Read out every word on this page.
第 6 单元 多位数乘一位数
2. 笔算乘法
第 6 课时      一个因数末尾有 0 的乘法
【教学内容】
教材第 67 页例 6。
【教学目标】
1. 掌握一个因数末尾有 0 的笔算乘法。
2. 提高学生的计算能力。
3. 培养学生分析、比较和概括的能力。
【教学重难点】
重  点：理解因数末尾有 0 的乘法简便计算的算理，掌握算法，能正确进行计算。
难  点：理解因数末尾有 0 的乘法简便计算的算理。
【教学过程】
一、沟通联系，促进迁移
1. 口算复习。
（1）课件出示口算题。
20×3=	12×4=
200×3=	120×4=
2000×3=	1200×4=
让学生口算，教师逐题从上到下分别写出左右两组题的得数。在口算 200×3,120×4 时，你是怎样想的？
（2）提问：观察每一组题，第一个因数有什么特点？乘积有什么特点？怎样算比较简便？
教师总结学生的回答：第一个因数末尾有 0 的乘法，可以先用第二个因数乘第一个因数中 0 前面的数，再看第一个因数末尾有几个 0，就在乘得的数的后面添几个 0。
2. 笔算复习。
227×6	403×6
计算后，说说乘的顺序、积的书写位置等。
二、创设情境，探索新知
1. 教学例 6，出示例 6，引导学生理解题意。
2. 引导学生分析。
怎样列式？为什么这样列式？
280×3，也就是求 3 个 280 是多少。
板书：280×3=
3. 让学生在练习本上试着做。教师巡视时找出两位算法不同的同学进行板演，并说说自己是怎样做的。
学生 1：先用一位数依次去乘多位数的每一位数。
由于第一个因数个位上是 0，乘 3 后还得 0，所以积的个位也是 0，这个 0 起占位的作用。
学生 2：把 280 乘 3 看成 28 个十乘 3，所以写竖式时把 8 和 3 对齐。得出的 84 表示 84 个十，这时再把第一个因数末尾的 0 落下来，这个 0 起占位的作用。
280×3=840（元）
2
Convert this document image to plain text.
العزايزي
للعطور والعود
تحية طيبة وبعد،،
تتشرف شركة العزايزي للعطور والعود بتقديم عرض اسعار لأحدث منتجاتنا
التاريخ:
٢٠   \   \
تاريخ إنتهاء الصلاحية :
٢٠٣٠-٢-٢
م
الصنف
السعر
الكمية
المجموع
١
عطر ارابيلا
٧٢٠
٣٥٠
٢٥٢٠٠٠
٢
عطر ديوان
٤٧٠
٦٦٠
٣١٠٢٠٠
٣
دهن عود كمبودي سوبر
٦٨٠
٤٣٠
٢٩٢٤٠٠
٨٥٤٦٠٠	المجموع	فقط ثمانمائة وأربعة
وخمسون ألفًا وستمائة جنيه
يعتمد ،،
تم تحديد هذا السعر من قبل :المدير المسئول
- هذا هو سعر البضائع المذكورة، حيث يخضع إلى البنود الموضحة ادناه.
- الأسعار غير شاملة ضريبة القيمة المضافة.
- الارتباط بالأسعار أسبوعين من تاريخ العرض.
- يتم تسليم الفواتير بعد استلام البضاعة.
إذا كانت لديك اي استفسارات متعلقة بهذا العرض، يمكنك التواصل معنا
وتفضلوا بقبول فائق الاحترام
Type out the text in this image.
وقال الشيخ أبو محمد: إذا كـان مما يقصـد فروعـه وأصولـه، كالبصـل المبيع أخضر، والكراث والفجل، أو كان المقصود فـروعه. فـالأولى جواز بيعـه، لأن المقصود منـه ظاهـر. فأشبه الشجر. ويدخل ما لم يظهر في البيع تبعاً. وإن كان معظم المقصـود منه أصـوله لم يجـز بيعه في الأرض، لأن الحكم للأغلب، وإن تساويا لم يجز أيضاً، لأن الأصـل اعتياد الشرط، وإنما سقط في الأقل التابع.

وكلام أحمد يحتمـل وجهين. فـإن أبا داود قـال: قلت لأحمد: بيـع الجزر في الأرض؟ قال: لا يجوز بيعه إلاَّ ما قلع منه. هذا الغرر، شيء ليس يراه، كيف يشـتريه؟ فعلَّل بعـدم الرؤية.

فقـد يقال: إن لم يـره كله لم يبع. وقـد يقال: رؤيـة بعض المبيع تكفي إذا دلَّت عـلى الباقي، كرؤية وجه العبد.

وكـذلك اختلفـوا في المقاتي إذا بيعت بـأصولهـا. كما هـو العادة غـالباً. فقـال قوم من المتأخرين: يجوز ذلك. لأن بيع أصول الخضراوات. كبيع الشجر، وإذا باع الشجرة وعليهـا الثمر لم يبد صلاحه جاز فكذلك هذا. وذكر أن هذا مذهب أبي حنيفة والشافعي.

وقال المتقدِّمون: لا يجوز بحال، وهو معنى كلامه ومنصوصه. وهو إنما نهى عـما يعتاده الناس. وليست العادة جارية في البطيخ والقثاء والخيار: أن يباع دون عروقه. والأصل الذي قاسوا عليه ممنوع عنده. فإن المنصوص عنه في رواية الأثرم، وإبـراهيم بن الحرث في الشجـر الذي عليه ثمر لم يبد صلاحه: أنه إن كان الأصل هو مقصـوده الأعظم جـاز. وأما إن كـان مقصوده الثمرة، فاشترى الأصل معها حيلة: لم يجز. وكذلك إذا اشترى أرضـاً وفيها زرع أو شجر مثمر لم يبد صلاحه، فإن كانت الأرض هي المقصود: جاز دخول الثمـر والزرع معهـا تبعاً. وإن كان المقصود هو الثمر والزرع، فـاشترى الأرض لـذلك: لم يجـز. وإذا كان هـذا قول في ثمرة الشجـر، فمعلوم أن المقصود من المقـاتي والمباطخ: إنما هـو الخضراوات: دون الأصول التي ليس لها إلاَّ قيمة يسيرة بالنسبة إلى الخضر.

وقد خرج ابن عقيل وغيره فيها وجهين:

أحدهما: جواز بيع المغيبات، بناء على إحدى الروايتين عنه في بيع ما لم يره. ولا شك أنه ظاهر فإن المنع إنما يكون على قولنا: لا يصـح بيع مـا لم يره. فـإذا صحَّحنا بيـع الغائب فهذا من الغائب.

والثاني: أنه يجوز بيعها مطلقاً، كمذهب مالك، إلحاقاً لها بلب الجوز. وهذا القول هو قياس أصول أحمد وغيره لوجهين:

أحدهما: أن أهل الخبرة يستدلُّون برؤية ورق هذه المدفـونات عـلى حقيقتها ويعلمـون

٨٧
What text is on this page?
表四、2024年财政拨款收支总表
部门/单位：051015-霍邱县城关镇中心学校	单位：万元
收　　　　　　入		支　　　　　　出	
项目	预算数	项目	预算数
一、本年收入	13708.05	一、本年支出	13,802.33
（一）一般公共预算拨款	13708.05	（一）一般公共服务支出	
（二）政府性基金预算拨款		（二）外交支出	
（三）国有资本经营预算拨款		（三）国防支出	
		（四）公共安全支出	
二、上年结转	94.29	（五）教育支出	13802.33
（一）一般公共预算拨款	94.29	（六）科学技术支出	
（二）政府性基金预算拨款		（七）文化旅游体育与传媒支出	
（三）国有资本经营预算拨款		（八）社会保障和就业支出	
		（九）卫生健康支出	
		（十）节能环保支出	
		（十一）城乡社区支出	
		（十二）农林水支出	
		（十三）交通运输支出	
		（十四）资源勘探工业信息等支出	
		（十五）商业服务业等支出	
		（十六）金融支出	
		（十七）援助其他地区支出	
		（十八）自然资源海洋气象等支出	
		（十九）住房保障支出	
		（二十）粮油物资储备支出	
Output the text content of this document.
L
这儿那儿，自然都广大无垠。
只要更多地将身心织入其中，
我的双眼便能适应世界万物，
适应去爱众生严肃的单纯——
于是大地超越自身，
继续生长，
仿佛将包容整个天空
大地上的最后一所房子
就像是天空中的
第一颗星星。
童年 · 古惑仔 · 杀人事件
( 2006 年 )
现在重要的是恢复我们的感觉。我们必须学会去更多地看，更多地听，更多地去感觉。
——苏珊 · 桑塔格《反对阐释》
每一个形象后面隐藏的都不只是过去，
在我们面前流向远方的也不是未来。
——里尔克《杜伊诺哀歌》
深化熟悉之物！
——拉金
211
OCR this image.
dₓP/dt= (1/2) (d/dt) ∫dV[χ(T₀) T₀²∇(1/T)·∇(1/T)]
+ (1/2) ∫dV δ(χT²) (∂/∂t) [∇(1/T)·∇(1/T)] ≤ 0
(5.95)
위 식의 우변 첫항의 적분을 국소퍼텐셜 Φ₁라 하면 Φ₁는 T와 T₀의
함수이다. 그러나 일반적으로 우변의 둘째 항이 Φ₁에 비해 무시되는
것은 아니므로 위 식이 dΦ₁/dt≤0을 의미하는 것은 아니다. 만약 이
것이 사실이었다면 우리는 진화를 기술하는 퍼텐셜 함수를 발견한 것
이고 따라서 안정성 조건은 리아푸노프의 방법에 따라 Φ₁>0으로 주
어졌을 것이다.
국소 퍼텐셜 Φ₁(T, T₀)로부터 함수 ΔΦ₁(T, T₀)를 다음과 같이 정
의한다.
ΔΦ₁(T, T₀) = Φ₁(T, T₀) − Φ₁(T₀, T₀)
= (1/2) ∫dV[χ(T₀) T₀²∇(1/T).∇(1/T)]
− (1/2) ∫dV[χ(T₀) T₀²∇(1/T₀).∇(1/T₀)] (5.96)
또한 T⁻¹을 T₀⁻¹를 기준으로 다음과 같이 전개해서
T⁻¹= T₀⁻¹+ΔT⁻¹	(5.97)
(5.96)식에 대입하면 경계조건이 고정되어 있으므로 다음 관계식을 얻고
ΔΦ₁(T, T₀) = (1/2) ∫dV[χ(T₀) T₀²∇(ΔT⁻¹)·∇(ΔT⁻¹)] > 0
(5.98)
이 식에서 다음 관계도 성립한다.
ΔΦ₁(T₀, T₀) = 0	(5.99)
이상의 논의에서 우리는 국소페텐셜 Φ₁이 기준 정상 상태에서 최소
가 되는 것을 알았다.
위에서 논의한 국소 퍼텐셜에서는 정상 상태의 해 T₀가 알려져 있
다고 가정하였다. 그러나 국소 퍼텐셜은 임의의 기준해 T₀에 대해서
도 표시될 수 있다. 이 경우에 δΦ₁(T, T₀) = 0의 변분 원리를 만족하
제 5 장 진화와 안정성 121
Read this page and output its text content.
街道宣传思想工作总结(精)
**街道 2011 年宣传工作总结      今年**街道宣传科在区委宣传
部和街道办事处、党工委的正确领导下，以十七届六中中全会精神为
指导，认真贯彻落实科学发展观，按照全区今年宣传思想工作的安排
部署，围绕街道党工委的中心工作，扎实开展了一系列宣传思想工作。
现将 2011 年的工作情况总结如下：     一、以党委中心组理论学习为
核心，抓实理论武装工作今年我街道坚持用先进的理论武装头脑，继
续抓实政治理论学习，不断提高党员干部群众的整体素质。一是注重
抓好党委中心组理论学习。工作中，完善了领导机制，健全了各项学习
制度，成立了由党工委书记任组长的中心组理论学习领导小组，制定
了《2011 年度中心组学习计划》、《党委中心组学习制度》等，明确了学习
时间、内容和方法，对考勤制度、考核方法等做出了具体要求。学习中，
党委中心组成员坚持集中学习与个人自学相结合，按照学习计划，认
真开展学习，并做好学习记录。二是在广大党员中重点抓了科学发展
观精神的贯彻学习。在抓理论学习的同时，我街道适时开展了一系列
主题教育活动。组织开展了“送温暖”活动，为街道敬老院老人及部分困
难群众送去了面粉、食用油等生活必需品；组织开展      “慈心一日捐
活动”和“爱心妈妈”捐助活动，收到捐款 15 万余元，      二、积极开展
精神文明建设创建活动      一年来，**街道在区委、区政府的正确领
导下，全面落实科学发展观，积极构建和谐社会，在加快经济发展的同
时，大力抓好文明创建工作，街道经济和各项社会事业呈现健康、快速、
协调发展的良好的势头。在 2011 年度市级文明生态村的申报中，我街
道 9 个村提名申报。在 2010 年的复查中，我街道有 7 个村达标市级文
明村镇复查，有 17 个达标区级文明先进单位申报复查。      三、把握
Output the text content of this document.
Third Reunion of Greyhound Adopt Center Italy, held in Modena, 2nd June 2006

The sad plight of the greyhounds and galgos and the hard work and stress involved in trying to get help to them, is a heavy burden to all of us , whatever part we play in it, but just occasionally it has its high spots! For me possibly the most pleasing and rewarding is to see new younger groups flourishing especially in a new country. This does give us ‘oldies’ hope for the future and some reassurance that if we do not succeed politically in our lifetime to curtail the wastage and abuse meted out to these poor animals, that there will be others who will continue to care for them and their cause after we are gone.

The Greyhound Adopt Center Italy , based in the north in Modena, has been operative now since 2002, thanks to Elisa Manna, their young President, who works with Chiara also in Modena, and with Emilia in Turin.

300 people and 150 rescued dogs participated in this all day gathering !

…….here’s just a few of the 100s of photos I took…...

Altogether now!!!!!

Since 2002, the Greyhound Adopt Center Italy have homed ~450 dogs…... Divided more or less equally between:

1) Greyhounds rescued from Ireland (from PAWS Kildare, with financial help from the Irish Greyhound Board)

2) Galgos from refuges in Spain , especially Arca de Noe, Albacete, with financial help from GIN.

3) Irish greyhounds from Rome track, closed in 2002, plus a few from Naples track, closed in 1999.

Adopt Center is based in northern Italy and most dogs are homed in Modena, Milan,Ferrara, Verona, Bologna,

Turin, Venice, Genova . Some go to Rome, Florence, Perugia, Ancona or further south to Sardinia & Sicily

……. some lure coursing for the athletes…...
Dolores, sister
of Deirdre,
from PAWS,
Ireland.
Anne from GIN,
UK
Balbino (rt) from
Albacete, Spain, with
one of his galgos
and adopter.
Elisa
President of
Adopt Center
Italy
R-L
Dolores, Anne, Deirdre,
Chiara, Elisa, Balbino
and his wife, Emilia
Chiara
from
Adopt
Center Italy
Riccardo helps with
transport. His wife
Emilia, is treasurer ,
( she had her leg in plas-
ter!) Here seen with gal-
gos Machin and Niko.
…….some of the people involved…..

####################

WHAT YOU WILL DO:
Answer with a single number: the count of lines holding the word "dogs".

EXERCISE RESPONSE:
3